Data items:

**********

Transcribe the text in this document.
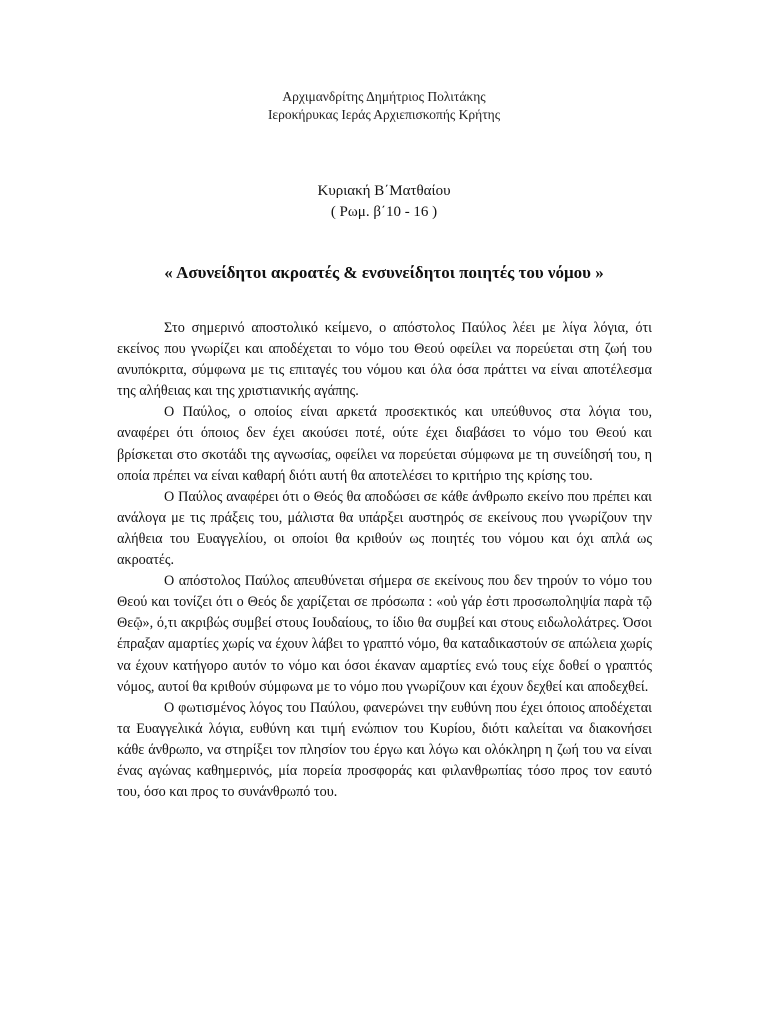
Αρχιμανδρίτης Δημήτριος Πολιτάκης
Ιεροκήρυκας Ιεράς Αρχιεπισκοπής Κρήτης
Κυριακή Β΄Ματθαίου
( Ρωμ. β΄10 - 16 )
« Ασυνείδητοι ακροατές & ενσυνείδητοι ποιητές του νόμου »

Στο σημερινό αποστολικό κείμενο, ο απόστολος Παύλος λέει με λίγα λόγια, ότι εκείνος που γνωρίζει και αποδέχεται το νόμο του Θεού οφείλει να πορεύεται στη ζωή του ανυπόκριτα, σύμφωνα με τις επιταγές του νόμου και όλα όσα πράττει να είναι αποτέλεσμα της αλήθειας και της χριστιανικής αγάπης.

Ο Παύλος, ο οποίος είναι αρκετά προσεκτικός και υπεύθυνος στα λόγια του, αναφέρει ότι όποιος δεν έχει ακούσει ποτέ, ούτε έχει διαβάσει το νόμο του Θεού και βρίσκεται στο σκοτάδι της αγνωσίας, οφείλει να πορεύεται σύμφωνα με τη συνείδησή του, η οποία πρέπει να είναι καθαρή διότι αυτή θα αποτελέσει το κριτήριο της κρίσης του.

Ο Παύλος αναφέρει ότι ο Θεός θα αποδώσει σε κάθε άνθρωπο εκείνο που πρέπει και ανάλογα με τις πράξεις του, μάλιστα θα υπάρξει αυστηρός σε εκείνους που γνωρίζουν την αλήθεια του Ευαγγελίου, οι οποίοι θα κριθούν ως ποιητές του νόμου και όχι απλά ως ακροατές.

Ο απόστολος Παύλος απευθύνεται σήμερα σε εκείνους που δεν τηρούν το νόμο του Θεού και τονίζει ότι ο Θεός δε χαρίζεται σε πρόσωπα : «οὐ γάρ ἐστι προσωποληψία παρὰ τῷ Θεῷ», ό,τι ακριβώς συμβεί στους Ιουδαίους, το ίδιο θα συμβεί και στους ειδωλολάτρες. Όσοι έπραξαν αμαρτίες χωρίς να έχουν λάβει το γραπτό νόμο, θα καταδικαστούν σε απώλεια χωρίς να έχουν κατήγορο αυτόν το νόμο και όσοι έκαναν αμαρτίες ενώ τους είχε δοθεί ο γραπτός νόμος, αυτοί θα κριθούν σύμφωνα με το νόμο που γνωρίζουν και έχουν δεχθεί και αποδεχθεί.

Ο φωτισμένος λόγος του Παύλου, φανερώνει την ευθύνη που έχει όποιος αποδέχεται τα Ευαγγελικά λόγια, ευθύνη και τιμή ενώπιον του Κυρίου, διότι καλείται να διακονήσει κάθε άνθρωπο, να στηρίξει τον πλησίον του έργω και λόγω και ολόκληρη η ζωή του να είναι ένας αγώνας καθημερινός, μία πορεία προσφοράς και φιλανθρωπίας τόσο προς τον εαυτό του, όσο και προς το συνάνθρωπό του.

**********

▶ **Exercise aim**:
Copy out all lines where the word "ποιητές" appears.

▶ **Answer below**:
« Ασυνείδητοι ακροατές & ενσυνείδητοι ποιητές του νόμου »
Ο Παύλος αναφέρει ότι ο Θεός θα αποδώσει σε κάθε άνθρωπο εκείνο που πρέπει και ανάλογα με τις πράξεις του, μάλιστα θα υπάρξει αυστηρός σε εκείνους που γνωρίζουν την αλήθεια του Ευαγγελίου, οι οποίοι θα κριθούν ως ποιητές του νόμου και όχι απλά ως ακροατές.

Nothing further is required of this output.